Work to complete ▸ Select, from the material below, each line with "阅读图文资料" in it.

Recorded information ▸
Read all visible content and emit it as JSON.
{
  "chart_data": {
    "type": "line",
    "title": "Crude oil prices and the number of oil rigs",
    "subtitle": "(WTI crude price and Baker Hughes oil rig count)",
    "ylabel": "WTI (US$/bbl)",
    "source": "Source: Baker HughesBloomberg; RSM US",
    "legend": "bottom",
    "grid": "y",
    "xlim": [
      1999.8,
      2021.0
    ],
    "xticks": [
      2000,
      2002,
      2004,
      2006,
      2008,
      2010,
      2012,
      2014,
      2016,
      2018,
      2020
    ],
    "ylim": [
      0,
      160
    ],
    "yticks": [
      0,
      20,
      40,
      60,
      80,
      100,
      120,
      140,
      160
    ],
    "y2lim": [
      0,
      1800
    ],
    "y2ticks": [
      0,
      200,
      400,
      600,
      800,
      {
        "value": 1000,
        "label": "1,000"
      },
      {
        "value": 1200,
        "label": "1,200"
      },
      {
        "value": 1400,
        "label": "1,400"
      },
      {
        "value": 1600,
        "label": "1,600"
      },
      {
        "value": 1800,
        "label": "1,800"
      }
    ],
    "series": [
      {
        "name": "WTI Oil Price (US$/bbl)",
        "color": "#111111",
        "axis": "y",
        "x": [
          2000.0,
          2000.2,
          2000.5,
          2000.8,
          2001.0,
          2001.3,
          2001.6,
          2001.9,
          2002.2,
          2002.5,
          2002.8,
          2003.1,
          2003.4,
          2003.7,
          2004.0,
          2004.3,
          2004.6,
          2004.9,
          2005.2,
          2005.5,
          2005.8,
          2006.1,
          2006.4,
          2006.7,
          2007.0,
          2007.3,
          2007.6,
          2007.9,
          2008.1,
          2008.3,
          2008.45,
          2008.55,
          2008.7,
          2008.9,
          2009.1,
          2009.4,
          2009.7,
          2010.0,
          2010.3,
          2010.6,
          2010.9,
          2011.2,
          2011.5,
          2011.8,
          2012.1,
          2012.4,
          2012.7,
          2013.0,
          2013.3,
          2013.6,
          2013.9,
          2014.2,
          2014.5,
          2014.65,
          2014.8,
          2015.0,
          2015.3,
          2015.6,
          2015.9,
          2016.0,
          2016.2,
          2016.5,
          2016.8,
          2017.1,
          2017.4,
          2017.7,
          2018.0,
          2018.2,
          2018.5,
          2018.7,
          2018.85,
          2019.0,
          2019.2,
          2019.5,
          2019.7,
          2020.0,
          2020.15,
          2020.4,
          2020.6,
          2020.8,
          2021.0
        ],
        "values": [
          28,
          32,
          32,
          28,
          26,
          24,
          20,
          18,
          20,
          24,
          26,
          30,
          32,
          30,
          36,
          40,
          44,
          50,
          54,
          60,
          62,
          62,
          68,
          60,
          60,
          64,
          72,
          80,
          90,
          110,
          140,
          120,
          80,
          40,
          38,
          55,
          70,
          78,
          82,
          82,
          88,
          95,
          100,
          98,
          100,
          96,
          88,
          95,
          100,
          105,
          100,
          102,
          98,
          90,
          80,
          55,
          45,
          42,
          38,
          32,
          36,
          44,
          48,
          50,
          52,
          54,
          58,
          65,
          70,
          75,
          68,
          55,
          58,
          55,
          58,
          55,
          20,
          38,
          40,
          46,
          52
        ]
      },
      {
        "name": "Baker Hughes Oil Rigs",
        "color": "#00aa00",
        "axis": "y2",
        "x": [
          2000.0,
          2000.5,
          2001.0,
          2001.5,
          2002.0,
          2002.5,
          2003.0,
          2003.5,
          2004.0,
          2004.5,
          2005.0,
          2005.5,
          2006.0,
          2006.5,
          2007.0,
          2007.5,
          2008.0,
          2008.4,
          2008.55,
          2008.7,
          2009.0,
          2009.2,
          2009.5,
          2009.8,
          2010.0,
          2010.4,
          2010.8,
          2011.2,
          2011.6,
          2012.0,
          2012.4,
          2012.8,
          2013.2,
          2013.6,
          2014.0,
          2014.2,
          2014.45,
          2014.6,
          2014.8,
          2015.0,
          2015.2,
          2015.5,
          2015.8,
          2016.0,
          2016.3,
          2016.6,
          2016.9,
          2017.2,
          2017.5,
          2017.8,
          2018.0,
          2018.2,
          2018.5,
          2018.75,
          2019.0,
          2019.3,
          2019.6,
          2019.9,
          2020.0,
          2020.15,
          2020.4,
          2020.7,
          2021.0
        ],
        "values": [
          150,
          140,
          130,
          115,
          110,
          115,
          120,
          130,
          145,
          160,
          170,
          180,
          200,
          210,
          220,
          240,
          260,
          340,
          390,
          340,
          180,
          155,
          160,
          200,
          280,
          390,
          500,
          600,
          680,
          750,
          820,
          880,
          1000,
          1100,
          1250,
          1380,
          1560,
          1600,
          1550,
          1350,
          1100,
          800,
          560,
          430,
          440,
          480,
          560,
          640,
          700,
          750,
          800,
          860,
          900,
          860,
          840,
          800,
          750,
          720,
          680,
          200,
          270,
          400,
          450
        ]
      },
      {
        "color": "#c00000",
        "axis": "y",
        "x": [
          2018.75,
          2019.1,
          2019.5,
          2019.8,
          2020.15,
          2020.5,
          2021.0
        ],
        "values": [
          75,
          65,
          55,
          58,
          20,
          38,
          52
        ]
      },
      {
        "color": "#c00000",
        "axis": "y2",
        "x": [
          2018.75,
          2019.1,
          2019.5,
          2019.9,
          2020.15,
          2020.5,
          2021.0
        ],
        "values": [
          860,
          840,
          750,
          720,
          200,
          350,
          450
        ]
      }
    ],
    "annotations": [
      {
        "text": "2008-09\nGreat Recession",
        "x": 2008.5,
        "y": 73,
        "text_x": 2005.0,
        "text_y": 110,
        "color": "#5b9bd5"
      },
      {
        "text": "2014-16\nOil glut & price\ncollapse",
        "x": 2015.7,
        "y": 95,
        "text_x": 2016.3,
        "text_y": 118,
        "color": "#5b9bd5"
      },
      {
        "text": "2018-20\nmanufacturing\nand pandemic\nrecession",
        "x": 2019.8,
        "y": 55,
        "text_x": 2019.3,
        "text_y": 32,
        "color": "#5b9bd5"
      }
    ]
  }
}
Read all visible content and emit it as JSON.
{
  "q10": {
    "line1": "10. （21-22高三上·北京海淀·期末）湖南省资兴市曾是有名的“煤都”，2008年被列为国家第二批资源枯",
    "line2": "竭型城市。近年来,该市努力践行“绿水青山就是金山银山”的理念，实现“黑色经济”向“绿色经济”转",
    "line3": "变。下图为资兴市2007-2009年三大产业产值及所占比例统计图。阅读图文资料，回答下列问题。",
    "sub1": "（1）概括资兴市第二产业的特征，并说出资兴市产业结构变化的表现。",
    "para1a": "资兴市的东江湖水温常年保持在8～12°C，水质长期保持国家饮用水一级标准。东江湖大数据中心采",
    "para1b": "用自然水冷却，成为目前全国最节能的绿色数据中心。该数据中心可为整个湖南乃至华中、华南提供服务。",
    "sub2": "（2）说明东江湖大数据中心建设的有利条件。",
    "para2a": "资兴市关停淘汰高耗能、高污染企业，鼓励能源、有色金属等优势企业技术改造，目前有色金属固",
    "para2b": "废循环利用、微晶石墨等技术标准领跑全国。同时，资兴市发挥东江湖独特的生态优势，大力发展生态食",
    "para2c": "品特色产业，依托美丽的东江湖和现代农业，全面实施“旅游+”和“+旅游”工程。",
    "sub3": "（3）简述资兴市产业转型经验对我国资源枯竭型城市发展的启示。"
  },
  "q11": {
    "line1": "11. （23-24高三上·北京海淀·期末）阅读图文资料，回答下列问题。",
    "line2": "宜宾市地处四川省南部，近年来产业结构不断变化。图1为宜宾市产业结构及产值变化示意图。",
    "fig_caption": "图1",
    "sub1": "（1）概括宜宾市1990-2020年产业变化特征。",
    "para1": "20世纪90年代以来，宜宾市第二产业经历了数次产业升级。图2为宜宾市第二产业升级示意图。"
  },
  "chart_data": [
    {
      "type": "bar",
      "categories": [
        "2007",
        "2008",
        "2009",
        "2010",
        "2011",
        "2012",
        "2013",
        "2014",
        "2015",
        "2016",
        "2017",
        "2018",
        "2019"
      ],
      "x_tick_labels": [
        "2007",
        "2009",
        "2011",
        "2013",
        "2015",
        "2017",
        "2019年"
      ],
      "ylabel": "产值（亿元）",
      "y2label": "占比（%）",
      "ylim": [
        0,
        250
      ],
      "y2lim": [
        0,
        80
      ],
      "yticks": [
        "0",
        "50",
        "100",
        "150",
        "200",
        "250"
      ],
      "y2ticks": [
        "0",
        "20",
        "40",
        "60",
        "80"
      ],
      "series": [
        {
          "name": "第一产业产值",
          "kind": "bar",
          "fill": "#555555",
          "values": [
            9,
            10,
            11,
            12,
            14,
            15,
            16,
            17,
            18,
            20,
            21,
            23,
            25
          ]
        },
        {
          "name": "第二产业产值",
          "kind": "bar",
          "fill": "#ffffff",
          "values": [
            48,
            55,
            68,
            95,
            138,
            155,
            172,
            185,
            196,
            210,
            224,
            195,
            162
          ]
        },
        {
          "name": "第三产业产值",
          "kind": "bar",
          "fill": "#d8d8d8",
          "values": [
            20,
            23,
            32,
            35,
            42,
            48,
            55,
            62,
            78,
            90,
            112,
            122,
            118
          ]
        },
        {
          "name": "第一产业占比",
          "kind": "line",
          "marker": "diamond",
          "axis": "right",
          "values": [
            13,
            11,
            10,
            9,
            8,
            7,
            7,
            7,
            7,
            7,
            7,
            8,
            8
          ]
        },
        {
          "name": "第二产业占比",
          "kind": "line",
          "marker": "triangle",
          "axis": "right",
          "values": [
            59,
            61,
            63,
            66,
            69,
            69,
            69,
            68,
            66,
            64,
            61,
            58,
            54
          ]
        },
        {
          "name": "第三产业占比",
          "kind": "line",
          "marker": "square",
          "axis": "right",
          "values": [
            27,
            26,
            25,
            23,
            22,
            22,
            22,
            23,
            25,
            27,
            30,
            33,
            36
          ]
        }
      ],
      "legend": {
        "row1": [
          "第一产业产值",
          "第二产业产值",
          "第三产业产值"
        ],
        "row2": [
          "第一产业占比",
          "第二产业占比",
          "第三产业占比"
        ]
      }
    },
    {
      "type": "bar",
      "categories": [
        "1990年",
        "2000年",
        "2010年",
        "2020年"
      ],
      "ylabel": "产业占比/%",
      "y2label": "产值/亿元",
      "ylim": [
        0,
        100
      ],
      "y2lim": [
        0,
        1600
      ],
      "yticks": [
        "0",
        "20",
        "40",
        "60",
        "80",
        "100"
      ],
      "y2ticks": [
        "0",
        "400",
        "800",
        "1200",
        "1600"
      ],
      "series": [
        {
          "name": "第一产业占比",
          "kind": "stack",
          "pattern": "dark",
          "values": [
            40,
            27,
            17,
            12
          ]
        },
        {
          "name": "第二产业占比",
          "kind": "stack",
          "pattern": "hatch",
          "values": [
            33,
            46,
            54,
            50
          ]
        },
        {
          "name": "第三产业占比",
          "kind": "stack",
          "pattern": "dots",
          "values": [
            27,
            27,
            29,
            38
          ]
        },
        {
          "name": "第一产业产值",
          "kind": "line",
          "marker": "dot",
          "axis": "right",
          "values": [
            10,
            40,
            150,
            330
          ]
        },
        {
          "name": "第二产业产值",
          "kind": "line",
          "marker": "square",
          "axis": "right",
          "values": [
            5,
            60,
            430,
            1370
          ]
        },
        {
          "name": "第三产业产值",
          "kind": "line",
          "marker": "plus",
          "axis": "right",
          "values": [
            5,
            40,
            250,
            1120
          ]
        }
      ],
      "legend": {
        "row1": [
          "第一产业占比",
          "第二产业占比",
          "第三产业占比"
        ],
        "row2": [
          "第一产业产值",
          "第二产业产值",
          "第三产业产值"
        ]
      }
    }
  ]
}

Answer for the task ▸
    "line3": "变。下图为资兴市2007-2009年三大产业产值及所占比例统计图。阅读图文资料，回答下列问题。",
    "line1": "11. （23-24高三上·北京海淀·期末）阅读图文资料，回答下列问题。",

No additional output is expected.